(Stored entries)
───
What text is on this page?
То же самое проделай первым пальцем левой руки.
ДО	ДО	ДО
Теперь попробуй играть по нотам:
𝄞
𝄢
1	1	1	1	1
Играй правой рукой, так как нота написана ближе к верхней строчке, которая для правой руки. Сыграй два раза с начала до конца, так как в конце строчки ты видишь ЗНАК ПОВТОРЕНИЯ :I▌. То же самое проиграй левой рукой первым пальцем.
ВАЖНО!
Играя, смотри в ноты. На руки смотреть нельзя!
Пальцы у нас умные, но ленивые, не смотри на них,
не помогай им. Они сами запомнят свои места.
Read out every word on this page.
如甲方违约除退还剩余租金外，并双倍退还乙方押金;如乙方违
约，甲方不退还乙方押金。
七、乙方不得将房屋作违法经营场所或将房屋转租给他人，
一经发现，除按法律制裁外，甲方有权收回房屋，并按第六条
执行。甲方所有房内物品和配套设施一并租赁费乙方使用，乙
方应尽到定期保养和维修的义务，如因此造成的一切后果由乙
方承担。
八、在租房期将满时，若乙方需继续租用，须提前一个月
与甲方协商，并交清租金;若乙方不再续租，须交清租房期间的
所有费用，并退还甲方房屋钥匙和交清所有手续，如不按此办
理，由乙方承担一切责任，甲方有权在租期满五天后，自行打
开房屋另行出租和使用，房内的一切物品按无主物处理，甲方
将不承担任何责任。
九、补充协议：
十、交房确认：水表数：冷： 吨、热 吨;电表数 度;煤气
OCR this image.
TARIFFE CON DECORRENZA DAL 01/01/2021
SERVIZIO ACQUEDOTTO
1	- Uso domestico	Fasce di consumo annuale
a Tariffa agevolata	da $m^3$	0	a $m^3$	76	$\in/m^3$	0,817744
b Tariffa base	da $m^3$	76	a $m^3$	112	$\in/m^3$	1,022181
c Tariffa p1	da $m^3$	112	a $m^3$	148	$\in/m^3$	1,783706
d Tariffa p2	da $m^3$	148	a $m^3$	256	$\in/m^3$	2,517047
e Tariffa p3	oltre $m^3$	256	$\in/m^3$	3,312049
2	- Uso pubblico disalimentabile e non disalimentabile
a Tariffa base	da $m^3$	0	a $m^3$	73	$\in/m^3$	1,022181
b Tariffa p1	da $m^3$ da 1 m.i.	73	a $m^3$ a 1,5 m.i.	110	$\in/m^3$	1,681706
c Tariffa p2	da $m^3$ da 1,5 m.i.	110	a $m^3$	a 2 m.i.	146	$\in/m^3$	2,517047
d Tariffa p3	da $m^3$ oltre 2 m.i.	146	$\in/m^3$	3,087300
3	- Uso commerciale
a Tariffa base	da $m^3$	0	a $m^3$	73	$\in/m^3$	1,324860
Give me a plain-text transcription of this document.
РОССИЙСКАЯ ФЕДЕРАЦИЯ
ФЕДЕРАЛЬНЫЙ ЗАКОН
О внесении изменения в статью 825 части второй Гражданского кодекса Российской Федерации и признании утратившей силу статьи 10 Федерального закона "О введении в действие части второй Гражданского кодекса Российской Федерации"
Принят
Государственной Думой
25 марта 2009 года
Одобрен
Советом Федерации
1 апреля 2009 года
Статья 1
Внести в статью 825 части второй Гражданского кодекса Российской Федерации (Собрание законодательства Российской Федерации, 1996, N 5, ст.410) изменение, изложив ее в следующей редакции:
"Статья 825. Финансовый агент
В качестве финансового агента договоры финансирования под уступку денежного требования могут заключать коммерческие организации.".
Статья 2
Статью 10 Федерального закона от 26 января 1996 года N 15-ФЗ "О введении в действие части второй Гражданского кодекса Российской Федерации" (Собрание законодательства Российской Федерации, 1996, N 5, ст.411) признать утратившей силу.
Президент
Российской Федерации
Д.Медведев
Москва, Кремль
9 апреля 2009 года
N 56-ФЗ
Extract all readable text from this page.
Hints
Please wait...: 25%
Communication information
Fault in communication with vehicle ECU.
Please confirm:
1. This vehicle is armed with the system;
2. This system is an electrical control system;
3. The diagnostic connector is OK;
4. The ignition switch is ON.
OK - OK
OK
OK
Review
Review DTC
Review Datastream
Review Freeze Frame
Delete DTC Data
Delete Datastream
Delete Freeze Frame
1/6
───
# Problem to solve:
Only those lines running from the one containing "Give me a plain-text" through the last line of the data above are to be copied, exactly, with both ends included.

# Written solution:
Give me a plain-text transcription of this document.
РОССИЙСКАЯ ФЕДЕРАЦИЯ
ФЕДЕРАЛЬНЫЙ ЗАКОН
О внесении изменения в статью 825 части второй Гражданского кодекса Российской Федерации и признании утратившей силу статьи 10 Федерального закона "О введении в действие части второй Гражданского кодекса Российской Федерации"
Принят
Государственной Думой
25 марта 2009 года
Одобрен
Советом Федерации
1 апреля 2009 года
Статья 1
Внести в статью 825 части второй Гражданского кодекса Российской Федерации (Собрание законодательства Российской Федерации, 1996, N 5, ст.410) изменение, изложив ее в следующей редакции:
"Статья 825. Финансовый агент
В качестве финансового агента договоры финансирования под уступку денежного требования могут заключать коммерческие организации.".
Статья 2
Статью 10 Федерального закона от 26 января 1996 года N 15-ФЗ "О введении в действие части второй Гражданского кодекса Российской Федерации" (Собрание законодательства Российской Федерации, 1996, N 5, ст.411) признать утратившей силу.
Президент
Российской Федерации
Д.Медведев
Москва, Кремль
9 апреля 2009 года
N 56-ФЗ
Extract all readable text from this page.
Hints
Please wait...: 25%
Communication information
Fault in communication with vehicle ECU.
Please confirm:
1. This vehicle is armed with the system;
2. This system is an electrical control system;
3. The diagnostic connector is OK;
4. The ignition switch is ON.
OK - OK
OK
OK
Review
Review DTC
Review Datastream
Review Freeze Frame
Delete DTC Data
Delete Datastream
Delete Freeze Frame
1/6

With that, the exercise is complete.